Directions for this task:
Find all the lines with "symbol" and gather them.

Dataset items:
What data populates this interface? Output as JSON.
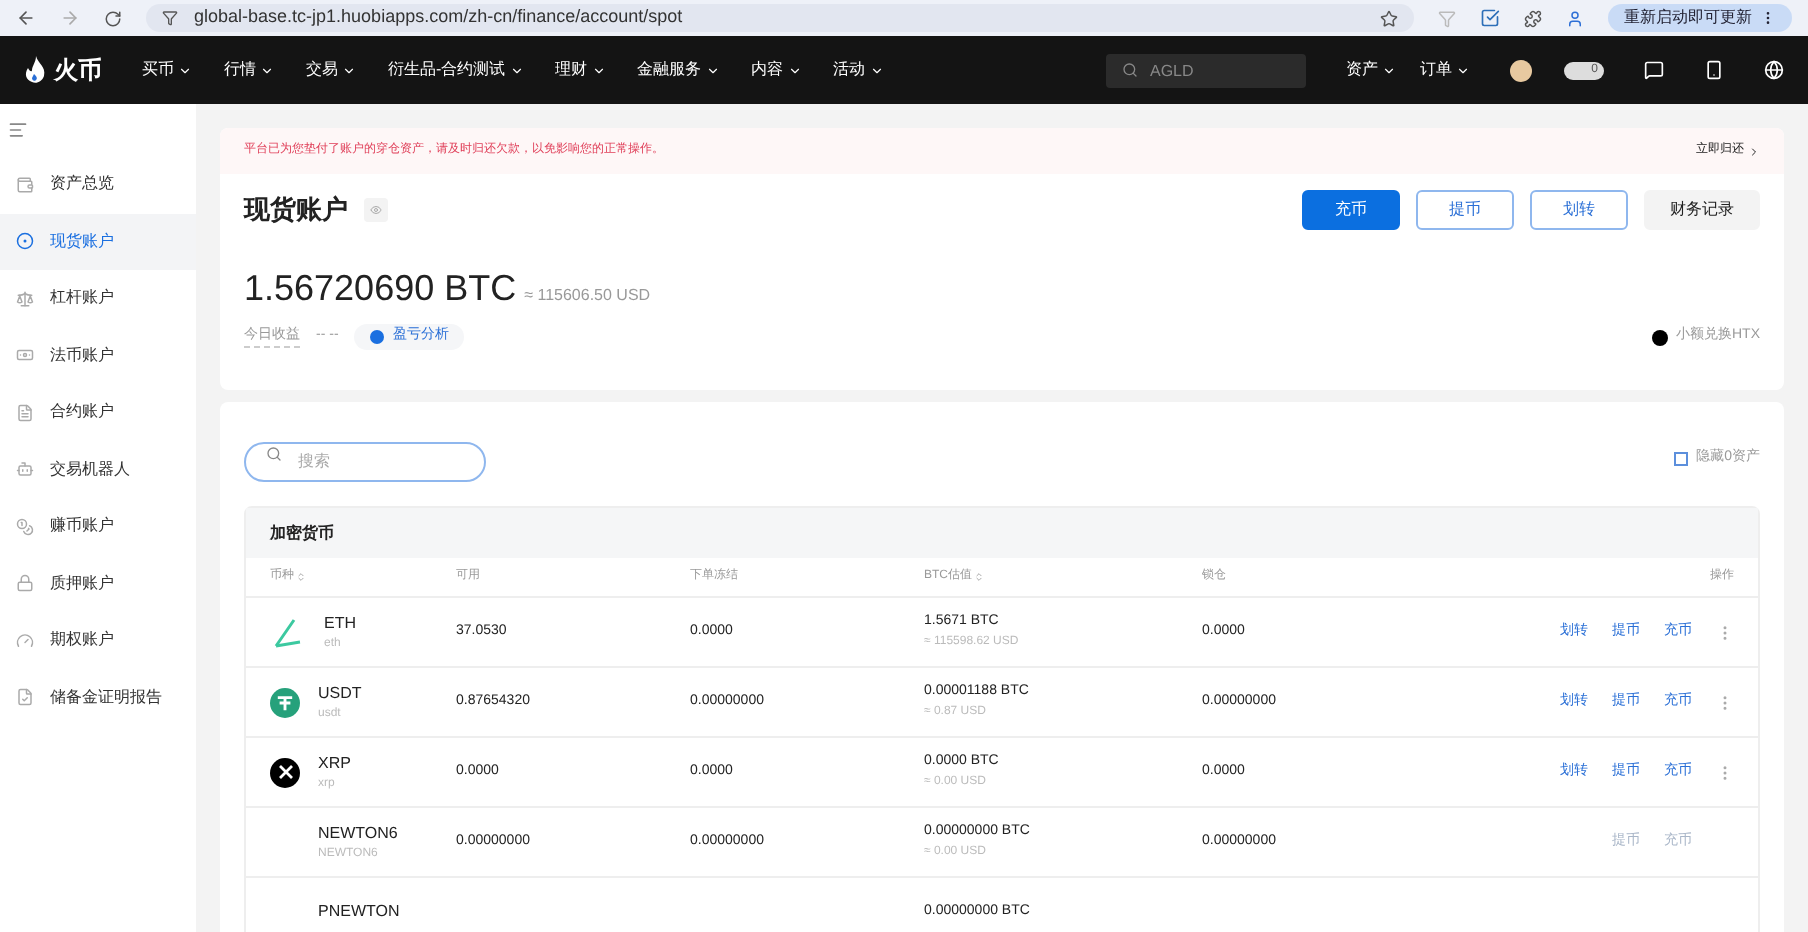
{
  "browser": {
    "url": "global-base.tc-jp1.huobiapps.com/zh-cn/finance/account/spot",
    "update_button": "重新启动即可更新"
  },
  "nav": {
    "logo": "火币",
    "menu": [
      {
        "label": "买币"
      },
      {
        "label": "行情"
      },
      {
        "label": "交易"
      },
      {
        "label": "衍生品-合约测试"
      },
      {
        "label": "理财"
      },
      {
        "label": "金融服务"
      },
      {
        "label": "内容"
      },
      {
        "label": "活动"
      }
    ],
    "search": {
      "placeholder": "AGLD"
    },
    "right_menu": [
      {
        "label": "资产"
      },
      {
        "label": "订单"
      }
    ],
    "toggle_badge": "0"
  },
  "sidebar": {
    "items": [
      {
        "label": "资产总览",
        "selected": false
      },
      {
        "label": "现货账户",
        "selected": true
      },
      {
        "label": "杠杆账户",
        "selected": false
      },
      {
        "label": "法币账户",
        "selected": false
      },
      {
        "label": "合约账户",
        "selected": false
      },
      {
        "label": "交易机器人",
        "selected": false
      },
      {
        "label": "赚币账户",
        "selected": false
      },
      {
        "label": "质押账户",
        "selected": false
      },
      {
        "label": "期权账户",
        "selected": false
      },
      {
        "label": "储备金证明报告",
        "selected": false
      }
    ]
  },
  "notice": {
    "text": "平台已为您垫付了账户的穿仓资产，请及时归还欠款，以免影响您的正常操作。",
    "action": "立即归还"
  },
  "account": {
    "title": "现货账户",
    "buttons": [
      {
        "label": "充币",
        "kind": "primary"
      },
      {
        "label": "提币",
        "kind": "outline"
      },
      {
        "label": "划转",
        "kind": "outline"
      },
      {
        "label": "财务记录",
        "kind": "plain"
      }
    ],
    "balance": "1.56720690 BTC",
    "balance_usd": "≈ 115606.50 USD",
    "today_label": "今日收益",
    "today_value": "-- --",
    "analysis": "盈亏分析",
    "convert": "小额兑换HTX"
  },
  "assets": {
    "search": {
      "placeholder": "搜索"
    },
    "hide_zero": {
      "label": "隐藏0资产",
      "checked": false
    },
    "section": "加密货币",
    "columns": [
      "币种",
      "可用",
      "下单冻结",
      "BTC估值",
      "锁仓",
      "操作"
    ],
    "rows": [
      {
        "symbol": "ETH",
        "name": "eth",
        "available": "37.0530",
        "frozen": "0.0000",
        "btc": "1.5671 BTC",
        "usd": "≈ 115598.62 USD",
        "locked": "0.0000",
        "actions": [
          {
            "label": "划转",
            "disabled": false
          },
          {
            "label": "提币",
            "disabled": false
          },
          {
            "label": "充币",
            "disabled": false
          }
        ],
        "more": true
      },
      {
        "symbol": "USDT",
        "name": "usdt",
        "available": "0.87654320",
        "frozen": "0.00000000",
        "btc": "0.00001188 BTC",
        "usd": "≈ 0.87 USD",
        "locked": "0.00000000",
        "actions": [
          {
            "label": "划转",
            "disabled": false
          },
          {
            "label": "提币",
            "disabled": false
          },
          {
            "label": "充币",
            "disabled": false
          }
        ],
        "more": true
      },
      {
        "symbol": "XRP",
        "name": "xrp",
        "available": "0.0000",
        "frozen": "0.0000",
        "btc": "0.0000 BTC",
        "usd": "≈ 0.00 USD",
        "locked": "0.0000",
        "actions": [
          {
            "label": "划转",
            "disabled": false
          },
          {
            "label": "提币",
            "disabled": false
          },
          {
            "label": "充币",
            "disabled": false
          }
        ],
        "more": true
      },
      {
        "symbol": "NEWTON6",
        "name": "NEWTON6",
        "available": "0.00000000",
        "frozen": "0.00000000",
        "btc": "0.00000000 BTC",
        "usd": "≈ 0.00 USD",
        "locked": "0.00000000",
        "actions": [
          {
            "label": "提币",
            "disabled": true
          },
          {
            "label": "充币",
            "disabled": true
          }
        ],
        "more": false
      },
      {
        "symbol": "PNEWTON",
        "btc": "0.00000000 BTC",
        "actions": [],
        "more": false
      }
    ]
  }
}
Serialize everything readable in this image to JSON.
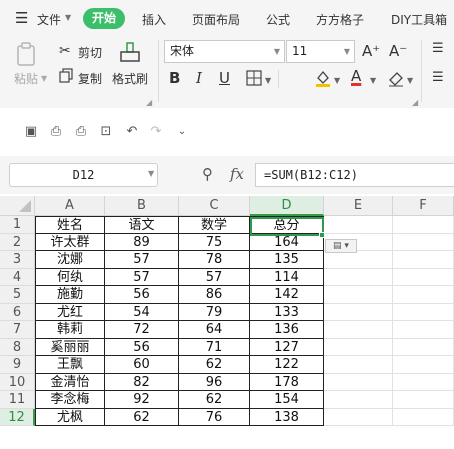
{
  "menubar": {
    "hamburger_icon": "menu-icon",
    "file_label": "文件",
    "start_label": "开始",
    "tabs": [
      "插入",
      "页面布局",
      "公式",
      "方方格子",
      "DIY工具箱"
    ]
  },
  "ribbon": {
    "paste_label": "粘贴",
    "cut_label": "剪切",
    "copy_label": "复制",
    "format_painter_label": "格式刷",
    "font_name": "宋体",
    "font_size": "11",
    "bold": "B",
    "italic": "I",
    "underline": "U",
    "font_color_letter": "A",
    "increase_font": "A⁺",
    "decrease_font": "A⁻",
    "accent_color": "#3bbf6a",
    "font_color": "#e03030",
    "fill_color": "#f2c200"
  },
  "formulabar": {
    "cell_ref": "D12",
    "fx_label": "fx",
    "formula": "=SUM(B12:C12)"
  },
  "sheet": {
    "columns": [
      "A",
      "B",
      "C",
      "D",
      "E",
      "F"
    ],
    "rows": [
      "1",
      "2",
      "3",
      "4",
      "5",
      "6",
      "7",
      "8",
      "9",
      "10",
      "11",
      "12"
    ],
    "active_cell": "D12",
    "data": [
      [
        "姓名",
        "语文",
        "数学",
        "总分"
      ],
      [
        "许太群",
        "89",
        "75",
        "164"
      ],
      [
        "沈娜",
        "57",
        "78",
        "135"
      ],
      [
        "何纨",
        "57",
        "57",
        "114"
      ],
      [
        "施勤",
        "56",
        "86",
        "142"
      ],
      [
        "尤红",
        "54",
        "79",
        "133"
      ],
      [
        "韩莉",
        "72",
        "64",
        "136"
      ],
      [
        "奚丽丽",
        "56",
        "71",
        "127"
      ],
      [
        "王飘",
        "60",
        "62",
        "122"
      ],
      [
        "金清怡",
        "82",
        "96",
        "178"
      ],
      [
        "李念梅",
        "92",
        "62",
        "154"
      ],
      [
        "尤枫",
        "62",
        "76",
        "138"
      ]
    ]
  }
}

The result:
        "symbol": "ETH",
        "symbol": "USDT",
        "symbol": "XRP",
        "symbol": "NEWTON6",
        "symbol": "PNEWTON",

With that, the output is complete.